Element-and-box listings

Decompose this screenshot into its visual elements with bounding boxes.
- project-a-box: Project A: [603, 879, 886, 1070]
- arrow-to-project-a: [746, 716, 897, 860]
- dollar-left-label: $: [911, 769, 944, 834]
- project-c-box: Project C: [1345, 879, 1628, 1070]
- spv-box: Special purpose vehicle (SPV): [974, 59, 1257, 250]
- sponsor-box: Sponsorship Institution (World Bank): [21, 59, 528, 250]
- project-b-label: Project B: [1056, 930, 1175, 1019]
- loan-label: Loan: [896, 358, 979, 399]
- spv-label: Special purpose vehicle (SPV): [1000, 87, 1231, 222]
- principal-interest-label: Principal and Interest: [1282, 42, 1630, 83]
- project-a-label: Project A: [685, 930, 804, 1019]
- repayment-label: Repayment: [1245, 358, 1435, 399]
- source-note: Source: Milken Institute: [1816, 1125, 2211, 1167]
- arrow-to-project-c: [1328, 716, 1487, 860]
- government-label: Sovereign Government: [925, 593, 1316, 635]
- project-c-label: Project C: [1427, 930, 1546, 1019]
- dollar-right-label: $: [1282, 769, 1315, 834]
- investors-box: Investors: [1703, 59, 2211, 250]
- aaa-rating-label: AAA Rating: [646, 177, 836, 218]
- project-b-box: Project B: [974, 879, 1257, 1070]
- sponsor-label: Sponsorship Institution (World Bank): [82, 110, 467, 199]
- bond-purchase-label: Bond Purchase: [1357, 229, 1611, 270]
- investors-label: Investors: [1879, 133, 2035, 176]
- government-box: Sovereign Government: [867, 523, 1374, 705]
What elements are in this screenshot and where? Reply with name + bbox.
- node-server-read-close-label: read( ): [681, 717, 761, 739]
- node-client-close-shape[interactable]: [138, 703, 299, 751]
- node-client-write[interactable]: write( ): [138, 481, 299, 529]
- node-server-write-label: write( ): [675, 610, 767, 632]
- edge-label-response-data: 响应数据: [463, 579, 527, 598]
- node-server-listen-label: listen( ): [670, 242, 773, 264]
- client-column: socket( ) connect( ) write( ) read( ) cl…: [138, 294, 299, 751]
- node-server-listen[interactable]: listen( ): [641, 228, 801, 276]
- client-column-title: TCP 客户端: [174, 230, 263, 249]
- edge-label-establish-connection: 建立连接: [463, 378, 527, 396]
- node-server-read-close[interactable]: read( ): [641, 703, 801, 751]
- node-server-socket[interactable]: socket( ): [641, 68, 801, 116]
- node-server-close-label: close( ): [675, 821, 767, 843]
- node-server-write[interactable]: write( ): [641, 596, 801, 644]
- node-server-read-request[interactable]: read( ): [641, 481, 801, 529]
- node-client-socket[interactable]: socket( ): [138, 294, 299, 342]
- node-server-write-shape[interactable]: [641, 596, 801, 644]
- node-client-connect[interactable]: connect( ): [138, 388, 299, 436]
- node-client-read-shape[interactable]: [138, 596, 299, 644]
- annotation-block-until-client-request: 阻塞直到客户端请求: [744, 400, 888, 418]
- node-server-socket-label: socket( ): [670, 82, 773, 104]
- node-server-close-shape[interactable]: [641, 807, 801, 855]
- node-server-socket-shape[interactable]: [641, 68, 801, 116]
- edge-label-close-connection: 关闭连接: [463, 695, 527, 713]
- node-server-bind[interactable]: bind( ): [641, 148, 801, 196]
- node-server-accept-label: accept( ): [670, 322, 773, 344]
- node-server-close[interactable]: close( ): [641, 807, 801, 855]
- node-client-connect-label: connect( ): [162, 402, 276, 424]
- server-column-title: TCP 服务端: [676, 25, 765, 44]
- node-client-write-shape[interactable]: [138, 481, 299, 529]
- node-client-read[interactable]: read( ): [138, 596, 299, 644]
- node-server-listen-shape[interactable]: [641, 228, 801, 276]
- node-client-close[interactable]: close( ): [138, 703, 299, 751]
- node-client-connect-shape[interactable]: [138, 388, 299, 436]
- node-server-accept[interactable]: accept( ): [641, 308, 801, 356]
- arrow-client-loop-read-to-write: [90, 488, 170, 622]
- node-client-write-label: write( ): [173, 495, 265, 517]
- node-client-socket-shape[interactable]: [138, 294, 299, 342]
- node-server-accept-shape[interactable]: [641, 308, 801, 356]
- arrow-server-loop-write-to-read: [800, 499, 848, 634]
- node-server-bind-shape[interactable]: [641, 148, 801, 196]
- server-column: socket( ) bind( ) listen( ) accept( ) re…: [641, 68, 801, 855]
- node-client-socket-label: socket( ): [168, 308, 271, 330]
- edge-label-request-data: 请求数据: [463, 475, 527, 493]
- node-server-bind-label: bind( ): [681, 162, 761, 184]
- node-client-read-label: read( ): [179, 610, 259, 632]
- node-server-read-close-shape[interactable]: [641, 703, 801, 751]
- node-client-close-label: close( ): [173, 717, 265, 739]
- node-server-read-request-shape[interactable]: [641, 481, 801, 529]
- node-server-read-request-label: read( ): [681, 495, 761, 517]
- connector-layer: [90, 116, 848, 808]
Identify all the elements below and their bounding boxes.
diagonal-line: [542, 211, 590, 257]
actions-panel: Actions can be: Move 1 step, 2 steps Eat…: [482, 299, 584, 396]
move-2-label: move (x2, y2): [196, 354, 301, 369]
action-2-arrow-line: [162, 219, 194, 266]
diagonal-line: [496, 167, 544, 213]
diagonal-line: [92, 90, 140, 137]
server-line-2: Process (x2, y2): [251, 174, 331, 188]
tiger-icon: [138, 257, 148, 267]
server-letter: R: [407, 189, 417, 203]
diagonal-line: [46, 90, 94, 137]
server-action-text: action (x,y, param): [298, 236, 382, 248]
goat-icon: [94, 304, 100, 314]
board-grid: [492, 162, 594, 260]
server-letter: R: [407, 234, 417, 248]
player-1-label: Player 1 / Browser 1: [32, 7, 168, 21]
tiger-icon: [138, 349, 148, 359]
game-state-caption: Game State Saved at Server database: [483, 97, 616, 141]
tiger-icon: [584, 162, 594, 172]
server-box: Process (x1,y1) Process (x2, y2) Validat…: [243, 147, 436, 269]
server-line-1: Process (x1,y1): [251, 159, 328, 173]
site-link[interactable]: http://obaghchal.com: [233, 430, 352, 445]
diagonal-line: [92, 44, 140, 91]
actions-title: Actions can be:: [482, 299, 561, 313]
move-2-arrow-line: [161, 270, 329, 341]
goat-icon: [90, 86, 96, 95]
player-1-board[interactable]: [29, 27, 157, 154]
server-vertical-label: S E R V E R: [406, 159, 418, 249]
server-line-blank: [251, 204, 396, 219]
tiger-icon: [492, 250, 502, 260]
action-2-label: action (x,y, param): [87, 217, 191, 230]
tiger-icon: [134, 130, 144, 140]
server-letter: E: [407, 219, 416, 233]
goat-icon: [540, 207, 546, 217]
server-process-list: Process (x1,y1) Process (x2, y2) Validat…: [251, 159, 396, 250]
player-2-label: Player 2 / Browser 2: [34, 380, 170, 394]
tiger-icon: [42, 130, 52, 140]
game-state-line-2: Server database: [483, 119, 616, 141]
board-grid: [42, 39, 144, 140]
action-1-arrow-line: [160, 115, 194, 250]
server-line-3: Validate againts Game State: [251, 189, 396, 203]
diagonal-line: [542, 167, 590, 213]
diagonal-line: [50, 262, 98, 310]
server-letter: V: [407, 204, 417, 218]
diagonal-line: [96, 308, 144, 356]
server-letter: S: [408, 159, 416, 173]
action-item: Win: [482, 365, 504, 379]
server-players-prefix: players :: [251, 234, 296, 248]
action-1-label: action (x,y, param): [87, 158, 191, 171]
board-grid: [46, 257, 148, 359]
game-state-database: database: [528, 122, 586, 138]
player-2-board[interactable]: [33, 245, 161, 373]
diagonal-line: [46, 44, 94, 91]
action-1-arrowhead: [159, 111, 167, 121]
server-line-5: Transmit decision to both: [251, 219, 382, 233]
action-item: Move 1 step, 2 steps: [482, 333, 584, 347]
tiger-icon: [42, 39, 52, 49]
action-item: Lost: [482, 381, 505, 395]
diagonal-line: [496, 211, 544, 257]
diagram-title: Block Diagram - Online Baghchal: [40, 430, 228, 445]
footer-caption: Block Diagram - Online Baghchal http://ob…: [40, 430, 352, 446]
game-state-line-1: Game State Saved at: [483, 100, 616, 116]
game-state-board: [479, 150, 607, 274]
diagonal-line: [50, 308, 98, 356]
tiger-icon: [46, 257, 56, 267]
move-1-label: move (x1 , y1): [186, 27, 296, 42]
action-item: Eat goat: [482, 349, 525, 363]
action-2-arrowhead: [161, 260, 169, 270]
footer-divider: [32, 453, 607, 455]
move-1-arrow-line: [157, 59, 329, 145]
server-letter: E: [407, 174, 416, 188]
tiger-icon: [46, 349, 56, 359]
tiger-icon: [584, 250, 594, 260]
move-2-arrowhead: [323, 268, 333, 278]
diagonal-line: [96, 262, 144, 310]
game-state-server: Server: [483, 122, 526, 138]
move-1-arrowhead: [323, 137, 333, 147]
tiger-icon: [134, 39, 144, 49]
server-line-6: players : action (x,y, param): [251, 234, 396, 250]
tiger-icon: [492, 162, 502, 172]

■ Work instructions
Extract every line of the material above that contains the word "vehicle".

■ Result below
- spv-box: Special purpose vehicle (SPV): [974, 59, 1257, 250]
- spv-label: Special purpose vehicle (SPV): [1000, 87, 1231, 222]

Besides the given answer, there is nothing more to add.